## BEGIN

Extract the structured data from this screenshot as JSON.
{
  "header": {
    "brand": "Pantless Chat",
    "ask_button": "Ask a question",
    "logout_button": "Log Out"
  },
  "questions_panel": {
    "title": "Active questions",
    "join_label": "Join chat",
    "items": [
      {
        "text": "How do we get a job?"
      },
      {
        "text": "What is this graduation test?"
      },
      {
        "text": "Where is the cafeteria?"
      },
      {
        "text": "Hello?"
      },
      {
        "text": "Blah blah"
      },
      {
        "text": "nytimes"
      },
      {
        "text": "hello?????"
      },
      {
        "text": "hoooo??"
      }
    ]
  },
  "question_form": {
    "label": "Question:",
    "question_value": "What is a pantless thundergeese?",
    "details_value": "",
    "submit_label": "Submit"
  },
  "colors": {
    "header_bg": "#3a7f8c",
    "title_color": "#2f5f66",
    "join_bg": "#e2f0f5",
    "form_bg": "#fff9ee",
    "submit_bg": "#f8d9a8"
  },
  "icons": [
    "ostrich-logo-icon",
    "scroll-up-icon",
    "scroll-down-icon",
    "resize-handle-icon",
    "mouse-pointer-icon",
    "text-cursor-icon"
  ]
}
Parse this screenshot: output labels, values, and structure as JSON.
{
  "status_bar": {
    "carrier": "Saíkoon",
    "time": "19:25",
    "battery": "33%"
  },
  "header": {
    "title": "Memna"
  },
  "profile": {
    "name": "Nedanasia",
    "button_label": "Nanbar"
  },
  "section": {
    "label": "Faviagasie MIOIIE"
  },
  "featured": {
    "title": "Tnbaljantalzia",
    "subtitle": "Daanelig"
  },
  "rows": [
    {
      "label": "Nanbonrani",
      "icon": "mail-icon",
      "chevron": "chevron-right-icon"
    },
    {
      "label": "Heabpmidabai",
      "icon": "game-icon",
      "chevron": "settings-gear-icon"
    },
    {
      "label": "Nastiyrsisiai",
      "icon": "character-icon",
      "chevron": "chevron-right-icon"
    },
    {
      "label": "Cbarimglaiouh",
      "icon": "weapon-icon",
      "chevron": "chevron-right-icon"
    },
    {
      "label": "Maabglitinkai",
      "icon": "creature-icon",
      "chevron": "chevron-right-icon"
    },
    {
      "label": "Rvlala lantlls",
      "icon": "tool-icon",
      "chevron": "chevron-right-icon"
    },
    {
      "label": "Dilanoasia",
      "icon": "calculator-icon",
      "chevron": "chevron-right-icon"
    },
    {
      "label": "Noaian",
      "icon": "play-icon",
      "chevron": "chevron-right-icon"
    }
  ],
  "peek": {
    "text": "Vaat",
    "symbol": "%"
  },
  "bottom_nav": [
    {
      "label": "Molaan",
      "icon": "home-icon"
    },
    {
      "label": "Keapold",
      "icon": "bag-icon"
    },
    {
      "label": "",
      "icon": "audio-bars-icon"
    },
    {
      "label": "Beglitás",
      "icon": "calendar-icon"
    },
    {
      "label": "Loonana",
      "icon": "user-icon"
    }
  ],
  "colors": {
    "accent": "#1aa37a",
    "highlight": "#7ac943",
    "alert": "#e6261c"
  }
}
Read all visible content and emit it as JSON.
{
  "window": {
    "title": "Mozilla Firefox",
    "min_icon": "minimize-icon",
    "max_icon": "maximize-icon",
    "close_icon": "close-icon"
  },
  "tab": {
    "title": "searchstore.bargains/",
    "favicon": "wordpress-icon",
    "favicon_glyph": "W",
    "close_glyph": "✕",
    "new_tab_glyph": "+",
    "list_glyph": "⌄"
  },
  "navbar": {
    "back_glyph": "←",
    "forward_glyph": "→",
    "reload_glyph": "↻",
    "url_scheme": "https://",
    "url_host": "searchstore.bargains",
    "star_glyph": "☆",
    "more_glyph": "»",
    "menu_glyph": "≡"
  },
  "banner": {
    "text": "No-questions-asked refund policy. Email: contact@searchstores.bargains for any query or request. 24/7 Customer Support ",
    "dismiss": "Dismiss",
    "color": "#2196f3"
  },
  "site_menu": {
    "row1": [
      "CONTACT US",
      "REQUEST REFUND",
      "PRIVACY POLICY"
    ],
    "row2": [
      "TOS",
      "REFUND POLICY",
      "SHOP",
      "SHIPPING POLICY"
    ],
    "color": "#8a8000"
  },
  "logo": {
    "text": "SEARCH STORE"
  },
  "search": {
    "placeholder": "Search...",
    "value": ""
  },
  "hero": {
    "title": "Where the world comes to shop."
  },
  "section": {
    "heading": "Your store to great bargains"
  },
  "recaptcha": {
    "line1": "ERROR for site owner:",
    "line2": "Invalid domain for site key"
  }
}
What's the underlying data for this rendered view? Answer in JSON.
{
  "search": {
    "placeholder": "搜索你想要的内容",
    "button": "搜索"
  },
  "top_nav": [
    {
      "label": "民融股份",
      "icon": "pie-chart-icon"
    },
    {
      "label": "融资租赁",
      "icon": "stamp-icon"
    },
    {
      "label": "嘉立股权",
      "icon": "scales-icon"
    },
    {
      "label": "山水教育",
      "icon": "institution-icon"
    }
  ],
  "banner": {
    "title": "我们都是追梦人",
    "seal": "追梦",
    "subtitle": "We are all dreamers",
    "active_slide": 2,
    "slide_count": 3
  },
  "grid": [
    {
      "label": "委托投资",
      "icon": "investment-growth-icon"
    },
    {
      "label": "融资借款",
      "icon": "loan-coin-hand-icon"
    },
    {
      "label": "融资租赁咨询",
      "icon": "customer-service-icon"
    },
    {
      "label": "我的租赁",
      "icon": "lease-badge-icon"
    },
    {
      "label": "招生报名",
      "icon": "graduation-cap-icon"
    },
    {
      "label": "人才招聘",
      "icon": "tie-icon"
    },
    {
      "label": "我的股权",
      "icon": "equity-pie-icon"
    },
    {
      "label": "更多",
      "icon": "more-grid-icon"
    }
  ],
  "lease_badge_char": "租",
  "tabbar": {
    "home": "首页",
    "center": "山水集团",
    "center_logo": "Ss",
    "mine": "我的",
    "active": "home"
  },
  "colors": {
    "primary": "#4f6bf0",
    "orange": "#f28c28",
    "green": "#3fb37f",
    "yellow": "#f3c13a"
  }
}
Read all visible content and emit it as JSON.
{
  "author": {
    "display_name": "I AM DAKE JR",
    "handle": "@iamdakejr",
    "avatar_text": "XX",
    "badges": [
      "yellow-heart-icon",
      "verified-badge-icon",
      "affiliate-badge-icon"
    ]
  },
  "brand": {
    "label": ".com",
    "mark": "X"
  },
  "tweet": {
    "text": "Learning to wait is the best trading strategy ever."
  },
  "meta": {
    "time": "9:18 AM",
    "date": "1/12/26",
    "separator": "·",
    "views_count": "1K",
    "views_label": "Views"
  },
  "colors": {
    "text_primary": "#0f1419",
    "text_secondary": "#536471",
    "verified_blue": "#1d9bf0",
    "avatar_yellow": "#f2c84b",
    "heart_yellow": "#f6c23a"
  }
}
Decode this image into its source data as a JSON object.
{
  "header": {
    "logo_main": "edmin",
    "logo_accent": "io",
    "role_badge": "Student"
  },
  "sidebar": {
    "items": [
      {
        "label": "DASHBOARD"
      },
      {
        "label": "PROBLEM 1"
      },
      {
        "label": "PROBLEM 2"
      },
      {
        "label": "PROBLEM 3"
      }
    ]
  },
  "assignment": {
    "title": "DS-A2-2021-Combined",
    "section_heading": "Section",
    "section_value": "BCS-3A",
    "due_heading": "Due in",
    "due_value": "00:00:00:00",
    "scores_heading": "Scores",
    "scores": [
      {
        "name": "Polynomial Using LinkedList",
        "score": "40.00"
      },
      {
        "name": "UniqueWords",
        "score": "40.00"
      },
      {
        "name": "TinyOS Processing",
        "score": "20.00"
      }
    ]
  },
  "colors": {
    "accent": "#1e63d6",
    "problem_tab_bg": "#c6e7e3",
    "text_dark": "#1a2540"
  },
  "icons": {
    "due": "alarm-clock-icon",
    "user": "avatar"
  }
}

## END

# SET EXERCISE
Isolate each line of the listing above that includes "placeholder". Copy it.

# THE COMPLETED TASK
    "placeholder": "Search...",
    "placeholder": "搜索你想要的内容",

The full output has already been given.